Report every line in the listing below where the string "Рафиева" shows up.

[start Data to use]

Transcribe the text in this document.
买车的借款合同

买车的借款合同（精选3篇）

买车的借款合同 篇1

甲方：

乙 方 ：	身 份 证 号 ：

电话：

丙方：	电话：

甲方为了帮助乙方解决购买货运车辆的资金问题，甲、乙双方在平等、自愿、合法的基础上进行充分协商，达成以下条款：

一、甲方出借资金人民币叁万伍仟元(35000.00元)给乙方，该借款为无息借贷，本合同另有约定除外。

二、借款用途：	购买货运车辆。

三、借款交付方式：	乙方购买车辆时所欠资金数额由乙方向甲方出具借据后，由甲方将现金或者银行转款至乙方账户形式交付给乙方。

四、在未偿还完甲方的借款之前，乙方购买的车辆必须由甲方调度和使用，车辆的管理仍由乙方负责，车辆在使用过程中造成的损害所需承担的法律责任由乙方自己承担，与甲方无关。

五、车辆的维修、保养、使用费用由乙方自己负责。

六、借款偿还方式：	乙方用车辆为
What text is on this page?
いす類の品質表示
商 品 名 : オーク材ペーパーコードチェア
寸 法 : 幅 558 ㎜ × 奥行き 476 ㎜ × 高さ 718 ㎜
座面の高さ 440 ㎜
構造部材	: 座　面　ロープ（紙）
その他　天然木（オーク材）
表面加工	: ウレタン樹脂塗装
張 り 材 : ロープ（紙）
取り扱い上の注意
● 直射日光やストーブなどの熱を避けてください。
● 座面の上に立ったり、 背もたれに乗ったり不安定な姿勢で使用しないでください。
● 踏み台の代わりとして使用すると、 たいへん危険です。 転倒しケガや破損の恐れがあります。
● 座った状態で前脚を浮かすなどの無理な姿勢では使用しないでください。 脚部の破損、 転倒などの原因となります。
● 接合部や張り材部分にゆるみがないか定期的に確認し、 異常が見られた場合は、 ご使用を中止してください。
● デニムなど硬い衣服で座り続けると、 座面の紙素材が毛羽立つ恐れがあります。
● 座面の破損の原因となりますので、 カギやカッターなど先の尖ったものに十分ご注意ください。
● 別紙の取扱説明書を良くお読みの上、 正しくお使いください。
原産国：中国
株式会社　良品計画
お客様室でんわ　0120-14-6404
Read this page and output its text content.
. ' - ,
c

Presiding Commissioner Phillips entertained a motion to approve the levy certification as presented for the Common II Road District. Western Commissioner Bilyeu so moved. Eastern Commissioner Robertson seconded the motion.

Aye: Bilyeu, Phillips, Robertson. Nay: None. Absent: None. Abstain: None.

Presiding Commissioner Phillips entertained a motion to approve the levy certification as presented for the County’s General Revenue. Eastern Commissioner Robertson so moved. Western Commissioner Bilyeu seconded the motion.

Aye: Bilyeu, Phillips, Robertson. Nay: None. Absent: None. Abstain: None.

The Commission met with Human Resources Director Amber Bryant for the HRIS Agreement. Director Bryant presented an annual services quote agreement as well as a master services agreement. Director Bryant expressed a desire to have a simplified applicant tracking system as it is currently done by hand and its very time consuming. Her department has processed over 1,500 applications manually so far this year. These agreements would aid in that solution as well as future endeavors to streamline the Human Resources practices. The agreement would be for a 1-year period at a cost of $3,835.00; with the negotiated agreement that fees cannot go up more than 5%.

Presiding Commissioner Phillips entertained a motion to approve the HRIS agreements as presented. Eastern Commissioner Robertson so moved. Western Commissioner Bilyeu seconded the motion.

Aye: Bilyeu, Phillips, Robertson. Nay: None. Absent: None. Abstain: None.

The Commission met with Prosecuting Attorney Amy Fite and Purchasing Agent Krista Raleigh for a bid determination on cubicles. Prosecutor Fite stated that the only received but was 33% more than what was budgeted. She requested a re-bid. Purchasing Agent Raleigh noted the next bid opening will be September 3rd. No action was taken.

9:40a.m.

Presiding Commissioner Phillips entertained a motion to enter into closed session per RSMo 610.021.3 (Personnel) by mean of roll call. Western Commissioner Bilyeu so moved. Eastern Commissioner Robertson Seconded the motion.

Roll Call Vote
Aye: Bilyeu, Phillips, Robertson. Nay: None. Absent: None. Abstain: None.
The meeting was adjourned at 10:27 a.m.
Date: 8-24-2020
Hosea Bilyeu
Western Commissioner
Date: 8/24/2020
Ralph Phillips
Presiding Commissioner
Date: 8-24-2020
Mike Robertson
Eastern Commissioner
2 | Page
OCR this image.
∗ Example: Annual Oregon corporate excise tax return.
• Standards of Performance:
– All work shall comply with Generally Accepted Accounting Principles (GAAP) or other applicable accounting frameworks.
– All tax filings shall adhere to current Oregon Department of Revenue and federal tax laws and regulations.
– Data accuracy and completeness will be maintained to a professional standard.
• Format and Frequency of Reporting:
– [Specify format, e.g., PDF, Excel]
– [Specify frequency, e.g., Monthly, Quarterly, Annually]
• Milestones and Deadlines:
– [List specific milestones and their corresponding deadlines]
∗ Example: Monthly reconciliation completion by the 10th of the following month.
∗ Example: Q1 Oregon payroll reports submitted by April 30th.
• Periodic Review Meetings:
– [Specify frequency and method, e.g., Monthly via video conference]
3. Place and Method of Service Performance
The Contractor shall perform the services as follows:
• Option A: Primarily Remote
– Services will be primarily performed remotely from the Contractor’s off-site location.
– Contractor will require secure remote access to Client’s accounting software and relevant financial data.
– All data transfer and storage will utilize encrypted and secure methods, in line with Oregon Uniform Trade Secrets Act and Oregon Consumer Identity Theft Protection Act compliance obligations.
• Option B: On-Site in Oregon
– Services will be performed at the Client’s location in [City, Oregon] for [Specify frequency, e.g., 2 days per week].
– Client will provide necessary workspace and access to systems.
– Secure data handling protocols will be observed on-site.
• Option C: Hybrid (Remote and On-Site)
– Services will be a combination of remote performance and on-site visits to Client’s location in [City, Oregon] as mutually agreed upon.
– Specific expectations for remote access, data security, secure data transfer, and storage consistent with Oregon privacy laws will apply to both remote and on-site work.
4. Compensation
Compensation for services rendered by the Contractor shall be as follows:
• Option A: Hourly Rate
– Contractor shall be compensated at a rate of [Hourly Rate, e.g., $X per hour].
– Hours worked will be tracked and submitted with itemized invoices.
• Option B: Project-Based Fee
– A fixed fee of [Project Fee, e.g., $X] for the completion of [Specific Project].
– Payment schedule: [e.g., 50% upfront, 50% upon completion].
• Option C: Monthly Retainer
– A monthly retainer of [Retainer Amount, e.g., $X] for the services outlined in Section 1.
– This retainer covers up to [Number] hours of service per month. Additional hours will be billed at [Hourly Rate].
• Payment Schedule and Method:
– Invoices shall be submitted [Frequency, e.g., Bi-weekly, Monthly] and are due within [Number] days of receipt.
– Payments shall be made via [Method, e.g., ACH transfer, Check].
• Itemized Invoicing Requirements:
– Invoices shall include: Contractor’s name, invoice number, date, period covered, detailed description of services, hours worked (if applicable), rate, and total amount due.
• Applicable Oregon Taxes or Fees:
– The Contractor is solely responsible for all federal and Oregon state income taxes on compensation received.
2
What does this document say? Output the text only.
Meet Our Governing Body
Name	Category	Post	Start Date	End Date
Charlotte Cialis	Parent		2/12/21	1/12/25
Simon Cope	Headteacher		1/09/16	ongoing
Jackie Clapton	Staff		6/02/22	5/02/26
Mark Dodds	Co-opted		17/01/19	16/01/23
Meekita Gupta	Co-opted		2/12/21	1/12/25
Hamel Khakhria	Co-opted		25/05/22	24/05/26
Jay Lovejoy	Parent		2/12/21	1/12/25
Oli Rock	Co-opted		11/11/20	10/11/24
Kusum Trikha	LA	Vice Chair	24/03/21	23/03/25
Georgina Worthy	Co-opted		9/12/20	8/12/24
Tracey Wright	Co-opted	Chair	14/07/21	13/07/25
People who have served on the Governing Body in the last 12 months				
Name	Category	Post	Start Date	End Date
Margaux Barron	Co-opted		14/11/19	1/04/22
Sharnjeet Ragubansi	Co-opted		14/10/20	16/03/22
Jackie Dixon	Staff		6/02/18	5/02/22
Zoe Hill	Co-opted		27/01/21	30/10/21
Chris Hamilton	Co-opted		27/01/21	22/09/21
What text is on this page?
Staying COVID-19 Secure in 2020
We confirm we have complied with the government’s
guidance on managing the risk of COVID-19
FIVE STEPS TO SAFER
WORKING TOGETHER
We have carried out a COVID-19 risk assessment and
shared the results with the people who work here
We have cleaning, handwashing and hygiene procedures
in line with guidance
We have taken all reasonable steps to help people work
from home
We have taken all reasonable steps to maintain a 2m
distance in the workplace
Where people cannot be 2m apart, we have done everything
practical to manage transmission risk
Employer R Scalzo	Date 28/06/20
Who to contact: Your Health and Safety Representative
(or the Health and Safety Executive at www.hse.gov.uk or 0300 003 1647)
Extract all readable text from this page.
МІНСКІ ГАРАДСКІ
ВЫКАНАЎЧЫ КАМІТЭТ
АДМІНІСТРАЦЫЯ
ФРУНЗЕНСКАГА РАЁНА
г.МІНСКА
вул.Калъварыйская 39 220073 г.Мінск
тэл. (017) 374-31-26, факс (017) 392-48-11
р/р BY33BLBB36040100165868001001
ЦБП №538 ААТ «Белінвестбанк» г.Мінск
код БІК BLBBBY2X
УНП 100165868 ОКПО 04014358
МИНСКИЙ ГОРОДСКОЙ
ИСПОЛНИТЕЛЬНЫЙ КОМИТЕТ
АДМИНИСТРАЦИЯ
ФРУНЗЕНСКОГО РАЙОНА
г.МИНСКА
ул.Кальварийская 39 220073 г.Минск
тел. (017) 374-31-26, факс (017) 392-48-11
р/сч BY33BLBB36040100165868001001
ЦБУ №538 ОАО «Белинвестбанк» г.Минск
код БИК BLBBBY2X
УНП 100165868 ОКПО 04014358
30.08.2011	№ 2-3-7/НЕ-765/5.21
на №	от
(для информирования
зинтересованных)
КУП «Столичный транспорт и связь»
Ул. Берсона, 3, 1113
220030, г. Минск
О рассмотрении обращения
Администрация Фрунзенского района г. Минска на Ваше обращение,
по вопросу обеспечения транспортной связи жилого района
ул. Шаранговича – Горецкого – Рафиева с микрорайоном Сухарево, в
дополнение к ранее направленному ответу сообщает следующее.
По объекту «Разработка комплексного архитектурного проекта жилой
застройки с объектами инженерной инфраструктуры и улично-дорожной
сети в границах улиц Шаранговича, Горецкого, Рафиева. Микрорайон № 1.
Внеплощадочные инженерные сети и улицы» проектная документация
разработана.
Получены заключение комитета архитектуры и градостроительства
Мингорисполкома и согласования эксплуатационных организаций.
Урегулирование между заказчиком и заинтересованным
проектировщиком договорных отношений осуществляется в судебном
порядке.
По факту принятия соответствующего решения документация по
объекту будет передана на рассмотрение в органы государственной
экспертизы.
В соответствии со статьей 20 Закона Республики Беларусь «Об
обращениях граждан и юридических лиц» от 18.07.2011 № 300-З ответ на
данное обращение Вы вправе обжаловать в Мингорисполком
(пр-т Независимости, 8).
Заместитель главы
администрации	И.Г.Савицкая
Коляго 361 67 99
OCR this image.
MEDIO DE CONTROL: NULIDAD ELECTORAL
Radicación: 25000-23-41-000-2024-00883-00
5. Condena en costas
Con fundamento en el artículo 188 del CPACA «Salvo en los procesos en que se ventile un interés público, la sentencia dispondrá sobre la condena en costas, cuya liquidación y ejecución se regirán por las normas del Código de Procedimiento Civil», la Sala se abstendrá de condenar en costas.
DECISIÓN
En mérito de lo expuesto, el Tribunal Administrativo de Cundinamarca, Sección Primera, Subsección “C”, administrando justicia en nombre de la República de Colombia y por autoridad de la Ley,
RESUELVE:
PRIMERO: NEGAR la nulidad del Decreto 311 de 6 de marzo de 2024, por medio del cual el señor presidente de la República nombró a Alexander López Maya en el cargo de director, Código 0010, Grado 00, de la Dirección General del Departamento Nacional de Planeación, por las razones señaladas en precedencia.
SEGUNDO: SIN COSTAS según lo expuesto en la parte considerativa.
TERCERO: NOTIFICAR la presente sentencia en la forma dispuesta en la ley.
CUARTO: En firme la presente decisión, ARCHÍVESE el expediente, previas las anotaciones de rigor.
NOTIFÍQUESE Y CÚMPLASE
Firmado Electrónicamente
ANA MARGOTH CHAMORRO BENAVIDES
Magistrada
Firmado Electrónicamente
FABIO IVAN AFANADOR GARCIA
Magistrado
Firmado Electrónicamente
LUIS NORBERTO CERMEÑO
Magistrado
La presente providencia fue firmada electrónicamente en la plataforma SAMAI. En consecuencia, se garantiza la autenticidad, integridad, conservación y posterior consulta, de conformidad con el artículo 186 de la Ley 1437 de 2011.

[end Data to use]

▶ **Answer to the problem**:
ул. Шаранговича – Горецкого – Рафиева с микрорайоном Сухарево, в
сети в границах улиц Шаранговича, Горецкого, Рафиева. Микрорайон № 1.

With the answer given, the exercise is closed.